* EXERCISE *
Pick out and copy every line below that has the word "count".
══════
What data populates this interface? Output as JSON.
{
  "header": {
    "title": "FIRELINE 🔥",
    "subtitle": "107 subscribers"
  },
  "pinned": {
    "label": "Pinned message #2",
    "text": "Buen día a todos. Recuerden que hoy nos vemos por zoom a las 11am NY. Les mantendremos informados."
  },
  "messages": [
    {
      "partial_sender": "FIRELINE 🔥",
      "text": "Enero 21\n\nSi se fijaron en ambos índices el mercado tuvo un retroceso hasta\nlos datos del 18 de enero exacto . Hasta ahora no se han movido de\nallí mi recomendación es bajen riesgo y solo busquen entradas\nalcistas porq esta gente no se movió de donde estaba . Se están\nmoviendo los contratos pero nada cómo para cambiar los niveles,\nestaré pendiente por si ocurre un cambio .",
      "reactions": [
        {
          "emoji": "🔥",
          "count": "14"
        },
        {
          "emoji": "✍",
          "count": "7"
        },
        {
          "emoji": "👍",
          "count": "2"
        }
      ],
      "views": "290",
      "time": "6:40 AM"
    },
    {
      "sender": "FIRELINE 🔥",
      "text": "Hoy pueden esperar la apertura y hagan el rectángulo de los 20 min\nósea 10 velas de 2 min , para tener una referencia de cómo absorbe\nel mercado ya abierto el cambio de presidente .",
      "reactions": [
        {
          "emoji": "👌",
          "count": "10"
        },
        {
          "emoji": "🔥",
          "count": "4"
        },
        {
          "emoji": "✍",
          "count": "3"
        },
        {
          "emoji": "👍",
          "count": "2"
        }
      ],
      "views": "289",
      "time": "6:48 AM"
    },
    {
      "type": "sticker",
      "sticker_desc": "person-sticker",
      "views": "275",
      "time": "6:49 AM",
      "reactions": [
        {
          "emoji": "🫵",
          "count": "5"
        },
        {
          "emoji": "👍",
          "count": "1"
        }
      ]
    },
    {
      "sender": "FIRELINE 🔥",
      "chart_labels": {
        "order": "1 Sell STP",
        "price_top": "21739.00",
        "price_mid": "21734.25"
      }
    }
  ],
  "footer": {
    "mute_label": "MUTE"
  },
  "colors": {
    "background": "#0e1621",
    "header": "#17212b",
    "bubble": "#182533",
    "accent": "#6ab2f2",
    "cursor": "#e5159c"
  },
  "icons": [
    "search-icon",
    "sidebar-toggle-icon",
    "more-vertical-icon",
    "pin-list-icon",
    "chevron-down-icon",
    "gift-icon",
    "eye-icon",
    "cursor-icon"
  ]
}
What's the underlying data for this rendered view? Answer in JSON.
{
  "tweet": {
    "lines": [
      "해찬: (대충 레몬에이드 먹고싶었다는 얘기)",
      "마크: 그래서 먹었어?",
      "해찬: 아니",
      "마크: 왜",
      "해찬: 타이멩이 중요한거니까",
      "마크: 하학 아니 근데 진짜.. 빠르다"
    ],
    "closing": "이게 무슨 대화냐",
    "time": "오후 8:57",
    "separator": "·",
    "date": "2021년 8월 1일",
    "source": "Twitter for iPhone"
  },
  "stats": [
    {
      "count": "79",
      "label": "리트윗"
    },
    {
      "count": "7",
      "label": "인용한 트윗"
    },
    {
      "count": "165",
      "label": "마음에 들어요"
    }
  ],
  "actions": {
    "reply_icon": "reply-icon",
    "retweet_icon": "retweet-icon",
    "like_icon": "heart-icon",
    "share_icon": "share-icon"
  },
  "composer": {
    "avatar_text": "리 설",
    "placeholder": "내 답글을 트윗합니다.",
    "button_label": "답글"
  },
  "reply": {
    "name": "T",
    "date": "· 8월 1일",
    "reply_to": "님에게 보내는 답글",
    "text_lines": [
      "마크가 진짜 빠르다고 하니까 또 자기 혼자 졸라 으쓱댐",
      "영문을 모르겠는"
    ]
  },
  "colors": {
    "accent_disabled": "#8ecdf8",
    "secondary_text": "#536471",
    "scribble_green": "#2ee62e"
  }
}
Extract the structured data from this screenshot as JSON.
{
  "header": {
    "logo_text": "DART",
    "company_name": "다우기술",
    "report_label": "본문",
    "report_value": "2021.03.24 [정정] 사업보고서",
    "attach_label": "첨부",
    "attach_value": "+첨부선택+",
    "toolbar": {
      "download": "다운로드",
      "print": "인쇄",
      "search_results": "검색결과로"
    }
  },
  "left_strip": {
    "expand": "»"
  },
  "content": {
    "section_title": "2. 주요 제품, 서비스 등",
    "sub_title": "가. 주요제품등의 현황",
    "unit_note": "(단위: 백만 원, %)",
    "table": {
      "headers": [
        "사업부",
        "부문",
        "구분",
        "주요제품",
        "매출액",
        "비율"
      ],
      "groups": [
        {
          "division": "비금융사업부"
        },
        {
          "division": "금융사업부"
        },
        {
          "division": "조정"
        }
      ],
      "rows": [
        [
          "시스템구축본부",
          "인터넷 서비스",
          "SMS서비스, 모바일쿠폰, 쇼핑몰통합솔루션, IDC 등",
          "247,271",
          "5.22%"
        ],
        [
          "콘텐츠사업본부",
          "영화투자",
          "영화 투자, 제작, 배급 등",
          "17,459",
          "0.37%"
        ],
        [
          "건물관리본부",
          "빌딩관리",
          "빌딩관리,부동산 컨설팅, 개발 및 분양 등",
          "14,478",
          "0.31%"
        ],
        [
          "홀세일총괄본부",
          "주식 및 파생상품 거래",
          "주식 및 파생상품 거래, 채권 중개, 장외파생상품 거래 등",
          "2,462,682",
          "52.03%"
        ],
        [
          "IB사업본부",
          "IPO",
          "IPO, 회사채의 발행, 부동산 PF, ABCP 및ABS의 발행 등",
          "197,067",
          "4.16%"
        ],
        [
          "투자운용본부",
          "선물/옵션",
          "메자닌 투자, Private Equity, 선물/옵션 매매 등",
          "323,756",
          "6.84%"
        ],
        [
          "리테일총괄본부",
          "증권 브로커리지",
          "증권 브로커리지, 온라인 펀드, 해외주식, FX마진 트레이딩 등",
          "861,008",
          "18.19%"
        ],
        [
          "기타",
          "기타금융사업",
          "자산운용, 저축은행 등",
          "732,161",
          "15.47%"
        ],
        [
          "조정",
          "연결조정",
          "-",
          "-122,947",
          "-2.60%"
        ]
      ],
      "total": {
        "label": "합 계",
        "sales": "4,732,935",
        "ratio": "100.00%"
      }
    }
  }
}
══════
* RESPONSE TO THIS EXERCISE *
          "count": "14"
          "count": "7"
          "count": "2"
          "count": "10"
          "count": "4"
          "count": "3"
          "count": "2"
          "count": "5"
          "count": "1"
      "count": "79",
      "count": "7",
      "count": "165",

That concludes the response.